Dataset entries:
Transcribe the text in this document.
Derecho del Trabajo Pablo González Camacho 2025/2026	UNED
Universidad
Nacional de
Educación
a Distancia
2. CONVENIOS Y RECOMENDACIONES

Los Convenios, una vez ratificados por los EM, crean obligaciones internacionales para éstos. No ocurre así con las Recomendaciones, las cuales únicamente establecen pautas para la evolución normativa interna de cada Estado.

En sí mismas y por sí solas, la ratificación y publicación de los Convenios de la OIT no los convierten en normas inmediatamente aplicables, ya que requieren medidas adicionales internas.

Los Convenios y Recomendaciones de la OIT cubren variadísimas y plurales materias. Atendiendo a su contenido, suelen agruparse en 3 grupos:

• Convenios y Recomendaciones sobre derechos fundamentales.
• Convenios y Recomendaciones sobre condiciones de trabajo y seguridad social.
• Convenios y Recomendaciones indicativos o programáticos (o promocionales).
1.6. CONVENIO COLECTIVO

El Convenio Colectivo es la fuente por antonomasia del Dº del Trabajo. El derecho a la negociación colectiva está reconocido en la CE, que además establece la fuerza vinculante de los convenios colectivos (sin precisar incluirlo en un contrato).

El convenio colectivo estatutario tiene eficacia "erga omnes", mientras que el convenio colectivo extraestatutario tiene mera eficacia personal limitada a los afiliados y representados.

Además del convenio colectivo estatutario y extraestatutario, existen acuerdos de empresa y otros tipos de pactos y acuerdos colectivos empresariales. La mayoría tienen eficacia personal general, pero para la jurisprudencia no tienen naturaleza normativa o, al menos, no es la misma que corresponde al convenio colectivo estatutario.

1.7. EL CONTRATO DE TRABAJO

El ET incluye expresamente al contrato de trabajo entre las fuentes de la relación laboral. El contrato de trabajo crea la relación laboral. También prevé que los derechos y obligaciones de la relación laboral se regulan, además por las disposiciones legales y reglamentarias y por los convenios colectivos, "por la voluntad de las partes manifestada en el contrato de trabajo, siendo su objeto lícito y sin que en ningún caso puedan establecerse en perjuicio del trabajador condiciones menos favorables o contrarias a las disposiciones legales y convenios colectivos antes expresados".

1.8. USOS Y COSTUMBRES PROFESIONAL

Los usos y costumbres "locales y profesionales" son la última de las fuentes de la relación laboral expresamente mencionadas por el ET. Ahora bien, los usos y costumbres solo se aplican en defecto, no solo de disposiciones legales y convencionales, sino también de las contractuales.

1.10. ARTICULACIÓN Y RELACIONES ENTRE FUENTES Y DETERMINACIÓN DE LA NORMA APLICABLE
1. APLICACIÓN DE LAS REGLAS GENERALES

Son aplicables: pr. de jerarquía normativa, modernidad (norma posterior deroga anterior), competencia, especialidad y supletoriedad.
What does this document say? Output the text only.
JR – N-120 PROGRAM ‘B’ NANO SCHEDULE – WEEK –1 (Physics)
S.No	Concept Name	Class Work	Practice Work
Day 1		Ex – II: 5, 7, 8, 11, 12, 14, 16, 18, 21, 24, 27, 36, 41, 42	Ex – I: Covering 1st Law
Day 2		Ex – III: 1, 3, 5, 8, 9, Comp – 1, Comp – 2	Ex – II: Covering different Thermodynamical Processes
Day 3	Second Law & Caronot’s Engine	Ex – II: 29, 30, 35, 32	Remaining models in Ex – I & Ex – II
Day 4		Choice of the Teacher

> _Goal of the exercise_
Pick every line with "Covering" in it and copy it.

> _Answer below_
Day 1		Ex – II: 5, 7, 8, 11, 12, 14, 16, 18, 21, 24, 27, 36, 41, 42	Ex – I: Covering 1st Law
Day 2		Ex – III: 1, 3, 5, 8, 9, Comp – 1, Comp – 2	Ex – II: Covering different Thermodynamical Processes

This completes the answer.